═════ Supplied data

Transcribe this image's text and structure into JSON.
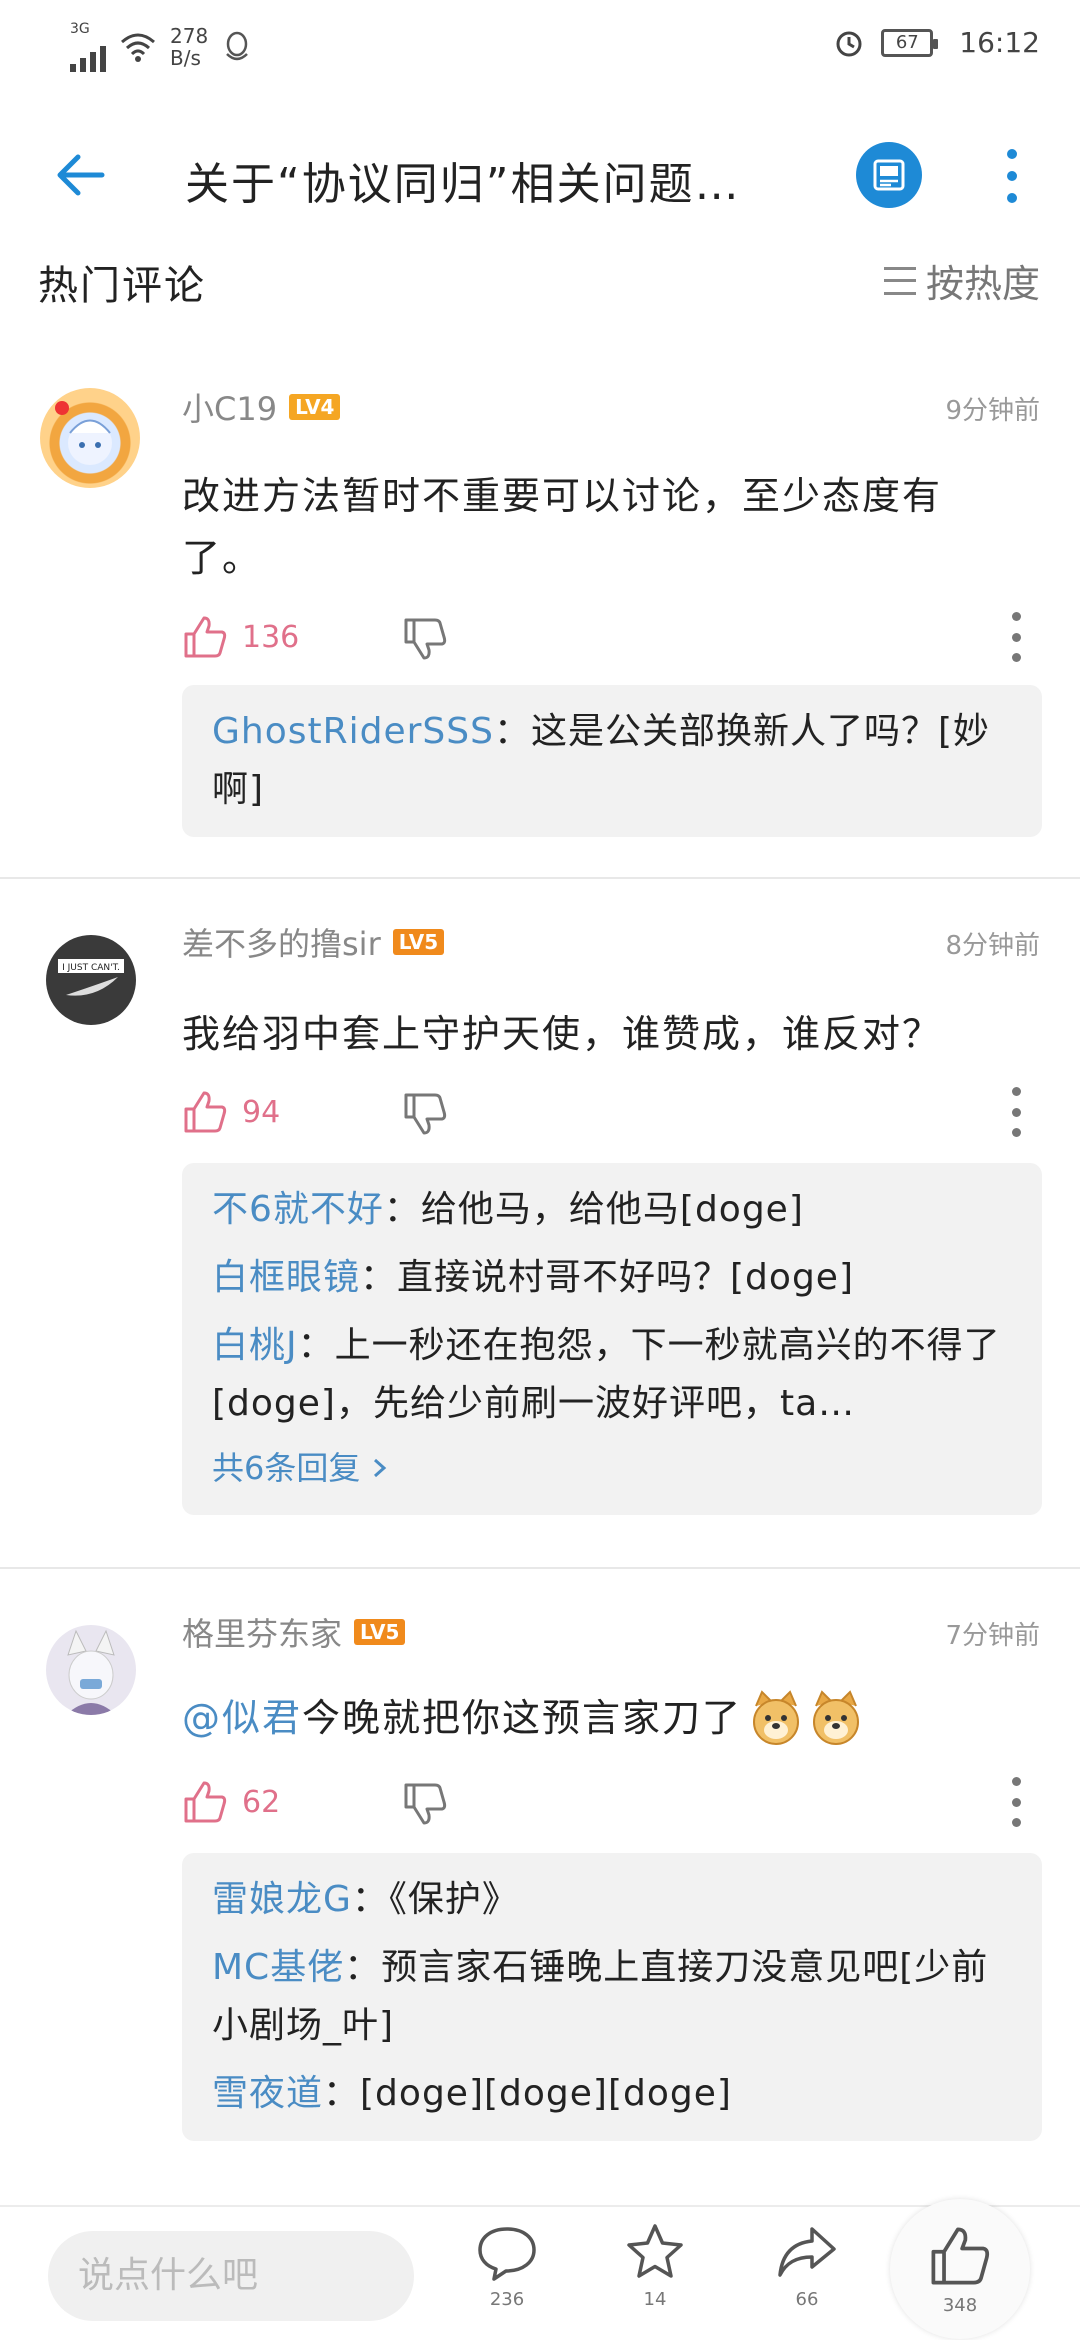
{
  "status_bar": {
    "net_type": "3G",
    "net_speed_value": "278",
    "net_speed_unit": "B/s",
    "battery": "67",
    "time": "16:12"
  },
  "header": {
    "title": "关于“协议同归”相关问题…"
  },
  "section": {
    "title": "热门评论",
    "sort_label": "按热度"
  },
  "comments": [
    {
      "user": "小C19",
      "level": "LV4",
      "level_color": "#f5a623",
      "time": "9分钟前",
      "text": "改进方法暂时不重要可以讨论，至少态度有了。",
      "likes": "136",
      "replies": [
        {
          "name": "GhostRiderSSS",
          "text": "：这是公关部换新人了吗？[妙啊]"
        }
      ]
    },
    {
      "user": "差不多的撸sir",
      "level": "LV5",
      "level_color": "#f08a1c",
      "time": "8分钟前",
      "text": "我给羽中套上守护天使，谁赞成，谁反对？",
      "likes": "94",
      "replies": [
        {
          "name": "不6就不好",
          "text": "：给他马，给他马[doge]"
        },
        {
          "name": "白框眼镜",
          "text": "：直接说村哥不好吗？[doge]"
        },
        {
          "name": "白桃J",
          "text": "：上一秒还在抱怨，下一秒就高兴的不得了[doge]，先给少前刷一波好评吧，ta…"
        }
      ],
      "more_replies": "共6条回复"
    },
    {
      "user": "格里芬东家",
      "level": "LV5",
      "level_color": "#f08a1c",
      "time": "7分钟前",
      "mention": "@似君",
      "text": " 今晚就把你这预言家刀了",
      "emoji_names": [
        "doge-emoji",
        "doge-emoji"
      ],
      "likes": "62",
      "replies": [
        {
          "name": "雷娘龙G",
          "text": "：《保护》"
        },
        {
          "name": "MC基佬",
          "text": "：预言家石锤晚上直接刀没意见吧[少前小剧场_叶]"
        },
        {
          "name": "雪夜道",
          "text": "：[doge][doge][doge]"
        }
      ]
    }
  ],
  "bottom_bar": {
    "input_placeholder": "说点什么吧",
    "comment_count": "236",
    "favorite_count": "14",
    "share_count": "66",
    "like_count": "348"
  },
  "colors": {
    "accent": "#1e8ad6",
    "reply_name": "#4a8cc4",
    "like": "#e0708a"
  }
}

══════════

- Given problem -
Write the lines above out again exactly, without any of their pictures.

- Expected answer -
Transcribe this image's text and structure into JSON.
{
  "status_bar": {
    "net_type": "3G",
    "net_speed_value": "278",
    "net_speed_unit": "B/s",
    "battery": "67",
    "time": "16:12"
  },
  "header": {
    "title": "关于“协议同归”相关问题…"
  },
  "section": {
    "title": "热门评论",
    "sort_label": "按热度"
  },
  "comments": [
    {
      "user": "小C19",
      "level": "LV4",
      "level_color": "#f5a623",
      "time": "9分钟前",
      "text": "改进方法暂时不重要可以讨论，至少态度有了。",
      "likes": "136",
      "replies": [
        {
          "name": "GhostRiderSSS",
          "text": "：这是公关部换新人了吗？[妙啊]"
        }
      ]
    },
    {
      "user": "差不多的撸sir",
      "level": "LV5",
      "level_color": "#f08a1c",
      "time": "8分钟前",
      "text": "我给羽中套上守护天使，谁赞成，谁反对？",
      "likes": "94",
      "replies": [
        {
          "name": "不6就不好",
          "text": "：给他马，给他马[doge]"
        },
        {
          "name": "白框眼镜",
          "text": "：直接说村哥不好吗？[doge]"
        },
        {
          "name": "白桃J",
          "text": "：上一秒还在抱怨，下一秒就高兴的不得了[doge]，先给少前刷一波好评吧，ta…"
        }
      ],
      "more_replies": "共6条回复"
    },
    {
      "user": "格里芬东家",
      "level": "LV5",
      "level_color": "#f08a1c",
      "time": "7分钟前",
      "mention": "@似君",
      "text": " 今晚就把你这预言家刀了",
      "emoji_names": [
        "doge-emoji",
        "doge-emoji"
      ],
      "likes": "62",
      "replies": [
        {
          "name": "雷娘龙G",
          "text": "：《保护》"
        },
        {
          "name": "MC基佬",
          "text": "：预言家石锤晚上直接刀没意见吧[少前小剧场_叶]"
        },
        {
          "name": "雪夜道",
          "text": "：[doge][doge][doge]"
        }
      ]
    }
  ],
  "bottom_bar": {
    "input_placeholder": "说点什么吧",
    "comment_count": "236",
    "favorite_count": "14",
    "share_count": "66",
    "like_count": "348"
  },
  "colors": {
    "accent": "#1e8ad6",
    "reply_name": "#4a8cc4",
    "like": "#e0708a"
  }
}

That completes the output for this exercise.